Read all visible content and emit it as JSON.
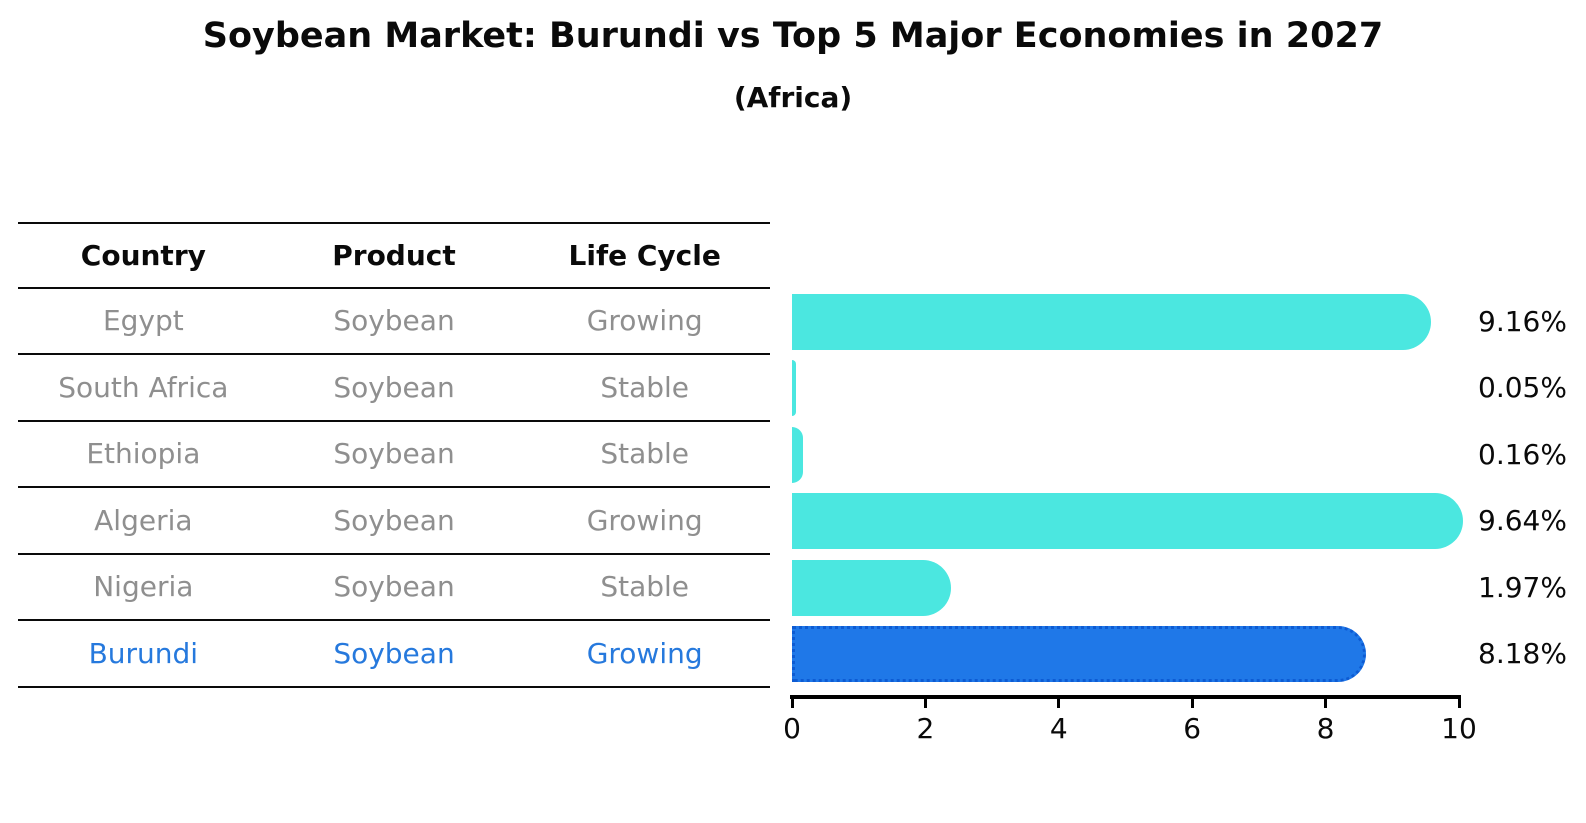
{
  "title": "Soybean Market: Burundi vs Top 5 Major Economies in 2027",
  "subtitle": "(Africa)",
  "table": {
    "headers": [
      "Country",
      "Product",
      "Life Cycle"
    ],
    "rows": [
      {
        "country": "Egypt",
        "product": "Soybean",
        "life_cycle": "Growing",
        "highlighted": false
      },
      {
        "country": "South Africa",
        "product": "Soybean",
        "life_cycle": "Stable",
        "highlighted": false
      },
      {
        "country": "Ethiopia",
        "product": "Soybean",
        "life_cycle": "Stable",
        "highlighted": false
      },
      {
        "country": "Algeria",
        "product": "Soybean",
        "life_cycle": "Growing",
        "highlighted": false
      },
      {
        "country": "Nigeria",
        "product": "Soybean",
        "life_cycle": "Stable",
        "highlighted": false
      },
      {
        "country": "Burundi",
        "product": "Soybean",
        "life_cycle": "Growing",
        "highlighted": true
      }
    ]
  },
  "chart_data": {
    "type": "bar",
    "orientation": "horizontal",
    "title": "Soybean Market: Burundi vs Top 5 Major Economies in 2027",
    "subtitle": "(Africa)",
    "categories": [
      "Egypt",
      "South Africa",
      "Ethiopia",
      "Algeria",
      "Nigeria",
      "Burundi"
    ],
    "values": [
      9.16,
      0.05,
      0.16,
      9.64,
      1.97,
      8.18
    ],
    "value_labels": [
      "9.16%",
      "0.05%",
      "0.16%",
      "9.64%",
      "1.97%",
      "8.18%"
    ],
    "xlim": [
      0,
      10
    ],
    "xticks": [
      "0",
      "2",
      "4",
      "6",
      "8",
      "10"
    ],
    "highlight_index": 5,
    "grid": false,
    "legend": "none"
  },
  "colors": {
    "bar": "#4BE7E0",
    "highlight_bar": "#1F78E8",
    "highlight_border": "#0D5BD3",
    "highlight_text": "#2679DD",
    "table_text": "#8F8F8F",
    "heading_text": "#0A0A0A",
    "axis": "#000000"
  }
}
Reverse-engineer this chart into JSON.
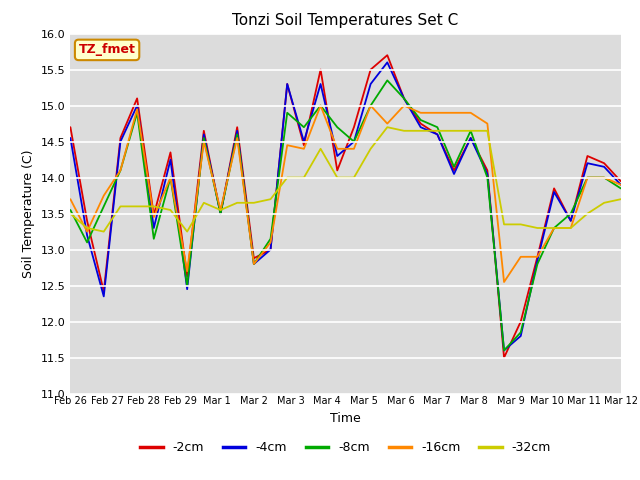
{
  "title": "Tonzi Soil Temperatures Set C",
  "xlabel": "Time",
  "ylabel": "Soil Temperature (C)",
  "ylim": [
    11.0,
    16.0
  ],
  "yticks": [
    11.0,
    11.5,
    12.0,
    12.5,
    13.0,
    13.5,
    14.0,
    14.5,
    15.0,
    15.5,
    16.0
  ],
  "annotation": "TZ_fmet",
  "bg_color": "#dcdcdc",
  "legend_labels": [
    "-2cm",
    "-4cm",
    "-8cm",
    "-16cm",
    "-32cm"
  ],
  "legend_colors": [
    "#dd0000",
    "#0000dd",
    "#00aa00",
    "#ff8800",
    "#cccc00"
  ],
  "x_tick_labels": [
    "Feb 26",
    "Feb 27",
    "Feb 28",
    "Feb 29",
    "Mar 1",
    "Mar 2",
    "Mar 3",
    "Mar 4",
    "Mar 5",
    "Mar 6",
    "Mar 7",
    "Mar 8",
    "Mar 9",
    "Mar 10",
    "Mar 11",
    "Mar 12"
  ],
  "series": {
    "-2cm": [
      14.7,
      13.4,
      12.42,
      14.55,
      15.1,
      13.48,
      14.35,
      12.63,
      14.65,
      13.5,
      14.7,
      12.88,
      13.0,
      15.3,
      14.45,
      15.5,
      14.1,
      14.7,
      15.5,
      15.7,
      15.1,
      14.75,
      14.6,
      14.1,
      14.55,
      14.1,
      11.5,
      12.0,
      12.9,
      13.85,
      13.4,
      14.3,
      14.2,
      13.95
    ],
    "-4cm": [
      14.55,
      13.2,
      12.35,
      14.5,
      15.0,
      13.3,
      14.25,
      12.45,
      14.6,
      13.5,
      14.65,
      12.8,
      13.0,
      15.3,
      14.5,
      15.3,
      14.3,
      14.5,
      15.3,
      15.6,
      15.1,
      14.7,
      14.6,
      14.05,
      14.55,
      14.05,
      11.6,
      11.8,
      12.85,
      13.8,
      13.4,
      14.2,
      14.15,
      13.9
    ],
    "-8cm": [
      13.55,
      13.1,
      13.6,
      14.1,
      14.9,
      13.15,
      14.0,
      12.5,
      14.55,
      13.5,
      14.6,
      12.8,
      13.15,
      14.9,
      14.7,
      15.0,
      14.7,
      14.5,
      15.0,
      15.35,
      15.1,
      14.8,
      14.7,
      14.15,
      14.65,
      14.0,
      11.6,
      11.85,
      12.8,
      13.3,
      13.5,
      14.0,
      14.0,
      13.85
    ],
    "-16cm": [
      13.7,
      13.25,
      13.75,
      14.1,
      14.95,
      13.45,
      14.0,
      12.7,
      14.5,
      13.55,
      14.55,
      12.8,
      13.1,
      14.45,
      14.4,
      15.0,
      14.4,
      14.4,
      15.0,
      14.75,
      15.0,
      14.9,
      14.9,
      14.9,
      14.9,
      14.75,
      12.55,
      12.9,
      12.9,
      13.3,
      13.3,
      14.0,
      14.0,
      13.9
    ],
    "-32cm": [
      13.5,
      13.3,
      13.25,
      13.6,
      13.6,
      13.6,
      13.55,
      13.25,
      13.65,
      13.55,
      13.65,
      13.65,
      13.7,
      14.0,
      14.0,
      14.4,
      14.0,
      14.0,
      14.4,
      14.7,
      14.65,
      14.65,
      14.65,
      14.65,
      14.65,
      14.65,
      13.35,
      13.35,
      13.3,
      13.3,
      13.3,
      13.5,
      13.65,
      13.7
    ]
  }
}
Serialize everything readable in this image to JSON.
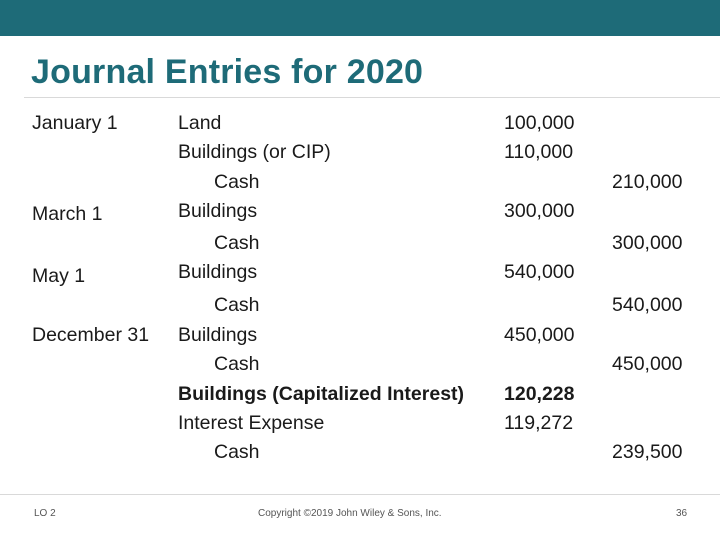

GOAL: Make an exact copy of every entry above, minus the images.

SOLVED EXERCISE:
Read all visible content and emit it as JSON.
{
  "title": "Soybean Market: Burundi vs Top 5 Major Economies in 2027",
  "subtitle": "(Africa)",
  "table": {
    "headers": [
      "Country",
      "Product",
      "Life Cycle"
    ],
    "rows": [
      {
        "country": "Egypt",
        "product": "Soybean",
        "life_cycle": "Growing",
        "highlighted": false
      },
      {
        "country": "South Africa",
        "product": "Soybean",
        "life_cycle": "Stable",
        "highlighted": false
      },
      {
        "country": "Ethiopia",
        "product": "Soybean",
        "life_cycle": "Stable",
        "highlighted": false
      },
      {
        "country": "Algeria",
        "product": "Soybean",
        "life_cycle": "Growing",
        "highlighted": false
      },
      {
        "country": "Nigeria",
        "product": "Soybean",
        "life_cycle": "Stable",
        "highlighted": false
      },
      {
        "country": "Burundi",
        "product": "Soybean",
        "life_cycle": "Growing",
        "highlighted": true
      }
    ]
  },
  "chart_data": {
    "type": "bar",
    "orientation": "horizontal",
    "title": "Soybean Market: Burundi vs Top 5 Major Economies in 2027",
    "subtitle": "(Africa)",
    "categories": [
      "Egypt",
      "South Africa",
      "Ethiopia",
      "Algeria",
      "Nigeria",
      "Burundi"
    ],
    "values": [
      9.16,
      0.05,
      0.16,
      9.64,
      1.97,
      8.18
    ],
    "value_labels": [
      "9.16%",
      "0.05%",
      "0.16%",
      "9.64%",
      "1.97%",
      "8.18%"
    ],
    "xlim": [
      0,
      10
    ],
    "xticks": [
      "0",
      "2",
      "4",
      "6",
      "8",
      "10"
    ],
    "highlight_index": 5,
    "grid": false,
    "legend": "none"
  },
  "colors": {
    "bar": "#4BE7E0",
    "highlight_bar": "#1F78E8",
    "highlight_border": "#0D5BD3",
    "highlight_text": "#2679DD",
    "table_text": "#8F8F8F",
    "heading_text": "#0A0A0A",
    "axis": "#000000"
  }
}
Reverse-engineer this chart into JSON.
{
  "title": "Tonzi Soil Temperatures Set C",
  "xlabel": "Time",
  "ylabel": "Soil Temperature (C)",
  "ylim": [
    11.0,
    16.0
  ],
  "yticks": [
    11.0,
    11.5,
    12.0,
    12.5,
    13.0,
    13.5,
    14.0,
    14.5,
    15.0,
    15.5,
    16.0
  ],
  "annotation": "TZ_fmet",
  "bg_color": "#dcdcdc",
  "legend_labels": [
    "-2cm",
    "-4cm",
    "-8cm",
    "-16cm",
    "-32cm"
  ],
  "legend_colors": [
    "#dd0000",
    "#0000dd",
    "#00aa00",
    "#ff8800",
    "#cccc00"
  ],
  "x_tick_labels": [
    "Feb 26",
    "Feb 27",
    "Feb 28",
    "Feb 29",
    "Mar 1",
    "Mar 2",
    "Mar 3",
    "Mar 4",
    "Mar 5",
    "Mar 6",
    "Mar 7",
    "Mar 8",
    "Mar 9",
    "Mar 10",
    "Mar 11",
    "Mar 12"
  ],
  "series": {
    "-2cm": [
      14.7,
      13.4,
      12.42,
      14.55,
      15.1,
      13.48,
      14.35,
      12.63,
      14.65,
      13.5,
      14.7,
      12.88,
      13.0,
      15.3,
      14.45,
      15.5,
      14.1,
      14.7,
      15.5,
      15.7,
      15.1,
      14.75,
      14.6,
      14.1,
      14.55,
      14.1,
      11.5,
      12.0,
      12.9,
      13.85,
      13.4,
      14.3,
      14.2,
      13.95
    ],
    "-4cm": [
      14.55,
      13.2,
      12.35,
      14.5,
      15.0,
      13.3,
      14.25,
      12.45,
      14.6,
      13.5,
      14.65,
      12.8,
      13.0,
      15.3,
      14.5,
      15.3,
      14.3,
      14.5,
      15.3,
      15.6,
      15.1,
      14.7,
      14.6,
      14.05,
      14.55,
      14.05,
      11.6,
      11.8,
      12.85,
      13.8,
      13.4,
      14.2,
      14.15,
      13.9
    ],
    "-8cm": [
      13.55,
      13.1,
      13.6,
      14.1,
      14.9,
      13.15,
      14.0,
      12.5,
      14.55,
      13.5,
      14.6,
      12.8,
      13.15,
      14.9,
      14.7,
      15.0,
      14.7,
      14.5,
      15.0,
      15.35,
      15.1,
      14.8,
      14.7,
      14.15,
      14.65,
      14.0,
      11.6,
      11.85,
      12.8,
      13.3,
      13.5,
      14.0,
      14.0,
      13.85
    ],
    "-16cm": [
      13.7,
      13.25,
      13.75,
      14.1,
      14.95,
      13.45,
      14.0,
      12.7,
      14.5,
      13.55,
      14.55,
      12.8,
      13.1,
      14.45,
      14.4,
      15.0,
      14.4,
      14.4,
      15.0,
      14.75,
      15.0,
      14.9,
      14.9,
      14.9,
      14.9,
      14.75,
      12.55,
      12.9,
      12.9,
      13.3,
      13.3,
      14.0,
      14.0,
      13.9
    ],
    "-32cm": [
      13.5,
      13.3,
      13.25,
      13.6,
      13.6,
      13.6,
      13.55,
      13.25,
      13.65,
      13.55,
      13.65,
      13.65,
      13.7,
      14.0,
      14.0,
      14.4,
      14.0,
      14.0,
      14.4,
      14.7,
      14.65,
      14.65,
      14.65,
      14.65,
      14.65,
      14.65,
      13.35,
      13.35,
      13.3,
      13.3,
      13.3,
      13.5,
      13.65,
      13.7
    ]
  }
}
Serialize everything readable in this image to JSON.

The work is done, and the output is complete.